Copy each line in the data that includes the word "Téma".

BEGIN Given information

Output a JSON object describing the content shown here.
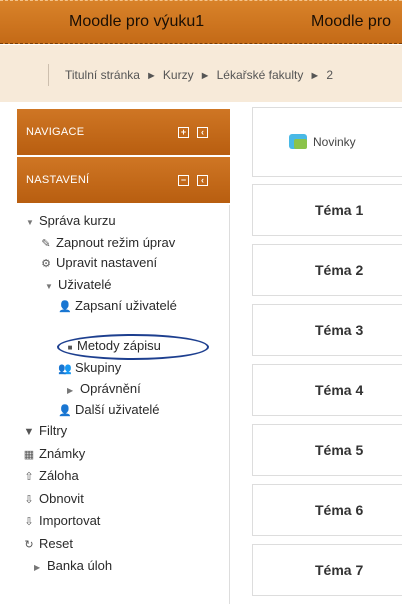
{
  "header": {
    "nav": [
      "Moodle pro výuku1",
      "Moodle pro"
    ]
  },
  "breadcrumb": [
    "Titulní stránka",
    "Kurzy",
    "Lékařské fakulty",
    "2"
  ],
  "blocks": {
    "navigation": {
      "title": "NAVIGACE"
    },
    "settings": {
      "title": "NASTAVENÍ"
    }
  },
  "tree": [
    {
      "label": "Správa kurzu",
      "icon": "triangle-down"
    },
    {
      "label": "Zapnout režim úprav",
      "icon": "pencil-icon"
    },
    {
      "label": "Upravit nastavení",
      "icon": "gear-icon"
    },
    {
      "label": "Uživatelé",
      "icon": "triangle-down"
    },
    {
      "label": "Zapsaní uživatelé",
      "icon": "user-icon"
    },
    {
      "label": "Metody zápisu",
      "icon": "bullet"
    },
    {
      "label": "Skupiny",
      "icon": "group-icon"
    },
    {
      "label": "Oprávnění",
      "icon": "triangle-right"
    },
    {
      "label": "Další uživatelé",
      "icon": "user-icon"
    },
    {
      "label": "Filtry",
      "icon": "filter-icon"
    },
    {
      "label": "Známky",
      "icon": "grades-icon"
    },
    {
      "label": "Záloha",
      "icon": "backup-icon"
    },
    {
      "label": "Obnovit",
      "icon": "restore-icon"
    },
    {
      "label": "Importovat",
      "icon": "import-icon"
    },
    {
      "label": "Reset",
      "icon": "reset-icon"
    },
    {
      "label": "Banka úloh",
      "icon": "triangle-right"
    }
  ],
  "main": {
    "news": "Novinky",
    "topics": [
      "Téma 1",
      "Téma 2",
      "Téma 3",
      "Téma 4",
      "Téma 5",
      "Téma 6",
      "Téma 7"
    ]
  },
  "colors": {
    "accent": "#c96d1b",
    "highlight_oval": "#1d3f8f"
  }
}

END Given information

**Completed exercise:**
      "Téma 1",
      "Téma 2",
      "Téma 3",
      "Téma 4",
      "Téma 5",
      "Téma 6",
      "Téma 7"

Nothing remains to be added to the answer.